**Written task 1**
Answer these questions about the forum post on the VAT refund:
(a) What was the value of the goods bought in Roma?
(b) How many days did the company take to prepare the goods at its factory?
(c) Where is the poster visiting at the moment?

**Source excerpt**
# Help: VAT (IVA) problem in Roma



## santorini (Dec 2, 2009)

Hi every one,

I really need your help about VAT refund in Roma, Italy.

Please read my story first.

Some time ago, I bought goods worth 3000 Euros in Roma from a well known company. When delivering the invoice, this company charged me the Value Added Tax (IVA) although the goods were for export by boat outside the European Union.

Several months later, I informed the company that it should not have charged me the VAT in the first place. However, it says that I cannot claim for the VAT anymore since more than three months has passed between the date on the invoice and the actual shipment of goods outside the EU.

In fact, it took 50 days to the company to prepare the goods at its factory. Then for several months, the goods were stored at its warehouse in Roma before I could actually find a ship and complete all the shipping procedures.

I contacted the Agenzia del Dogane (Customs office of Italy) to explain to them the situation. The Agenzia confirmed to me that the company should not have charged me the VAT on the invoice for export goods in the first place.

Now after months of explanations and negotiations with this company, I realize that it stubornly refuse to refund me the 500 Euros I am entitled to.

I really need your help to file a complaint to the appropriate authority in Roma, Italy. At the moment, I am visiting Cancun, Mexico. I cannot go in person to any office in Roma. 

If you could give me an e-mail address or a web page in English, I'll be most happy.

Thanks for taking the time to read me.

Santorini 
Cancun, Mexico.


----------

Layout dataset entries:

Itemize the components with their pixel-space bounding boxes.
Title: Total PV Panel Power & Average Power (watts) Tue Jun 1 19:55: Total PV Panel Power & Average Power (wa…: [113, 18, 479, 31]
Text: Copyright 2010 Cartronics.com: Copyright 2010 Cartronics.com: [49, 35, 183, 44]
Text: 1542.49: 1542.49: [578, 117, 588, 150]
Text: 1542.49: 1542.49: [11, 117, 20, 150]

**Written task 2**
Convert the layout dataset entries above into a two-column CSV with the columns request and answer, one row per request. Put each field in quotes and replace line breaks with spaces.

**Written solution 1**
(a) 3000 Euros
(b) 50 days
(c) Cancun, Mexico

**Written solution 2**
request,answer
"Itemize the components with their pixel-space bounding boxes.","Title: Total PV Panel Power & Average Power (watts) Tue Jun 1 19:55: Total PV Panel Power & Average Power (wa…: [113, 18, 479, 31] Text: Copyright 2010 Cartronics.com: Copyright 2010 Cartronics.com: [49, 35, 183, 44] Text: 1542.49: 1542.49: [578, 117, 588, 150] Text: 1542.49: 1542.49: [11, 117, 20, 150]"